Print the listing below exactly.

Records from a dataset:

------

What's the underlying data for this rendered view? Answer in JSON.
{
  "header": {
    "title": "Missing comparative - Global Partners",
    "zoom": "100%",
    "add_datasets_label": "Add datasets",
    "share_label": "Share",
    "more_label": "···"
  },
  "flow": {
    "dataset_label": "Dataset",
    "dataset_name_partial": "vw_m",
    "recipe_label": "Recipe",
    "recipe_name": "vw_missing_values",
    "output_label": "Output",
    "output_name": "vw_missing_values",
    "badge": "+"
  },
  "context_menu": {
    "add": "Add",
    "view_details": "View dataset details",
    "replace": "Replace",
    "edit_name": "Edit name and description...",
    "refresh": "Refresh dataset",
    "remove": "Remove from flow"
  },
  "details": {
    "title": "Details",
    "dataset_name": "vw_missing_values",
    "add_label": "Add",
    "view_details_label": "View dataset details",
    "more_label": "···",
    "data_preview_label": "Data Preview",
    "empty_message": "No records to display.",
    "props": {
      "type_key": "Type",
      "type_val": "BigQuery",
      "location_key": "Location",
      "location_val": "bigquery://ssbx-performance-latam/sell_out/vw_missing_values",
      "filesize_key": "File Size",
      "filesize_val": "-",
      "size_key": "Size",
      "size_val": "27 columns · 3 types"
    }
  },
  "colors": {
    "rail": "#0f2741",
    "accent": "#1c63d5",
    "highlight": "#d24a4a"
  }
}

------

Expected output
What's the underlying data for this rendered view? Answer in JSON.
{
  "header": {
    "title": "Missing comparative - Global Partners",
    "zoom": "100%",
    "add_datasets_label": "Add datasets",
    "share_label": "Share",
    "more_label": "···"
  },
  "flow": {
    "dataset_label": "Dataset",
    "dataset_name_partial": "vw_m",
    "recipe_label": "Recipe",
    "recipe_name": "vw_missing_values",
    "output_label": "Output",
    "output_name": "vw_missing_values",
    "badge": "+"
  },
  "context_menu": {
    "add": "Add",
    "view_details": "View dataset details",
    "replace": "Replace",
    "edit_name": "Edit name and description...",
    "refresh": "Refresh dataset",
    "remove": "Remove from flow"
  },
  "details": {
    "title": "Details",
    "dataset_name": "vw_missing_values",
    "add_label": "Add",
    "view_details_label": "View dataset details",
    "more_label": "···",
    "data_preview_label": "Data Preview",
    "empty_message": "No records to display.",
    "props": {
      "type_key": "Type",
      "type_val": "BigQuery",
      "location_key": "Location",
      "location_val": "bigquery://ssbx-performance-latam/sell_out/vw_missing_values",
      "filesize_key": "File Size",
      "filesize_val": "-",
      "size_key": "Size",
      "size_val": "27 columns · 3 types"
    }
  },
  "colors": {
    "rail": "#0f2741",
    "accent": "#1c63d5",
    "highlight": "#d24a4a"
  }
}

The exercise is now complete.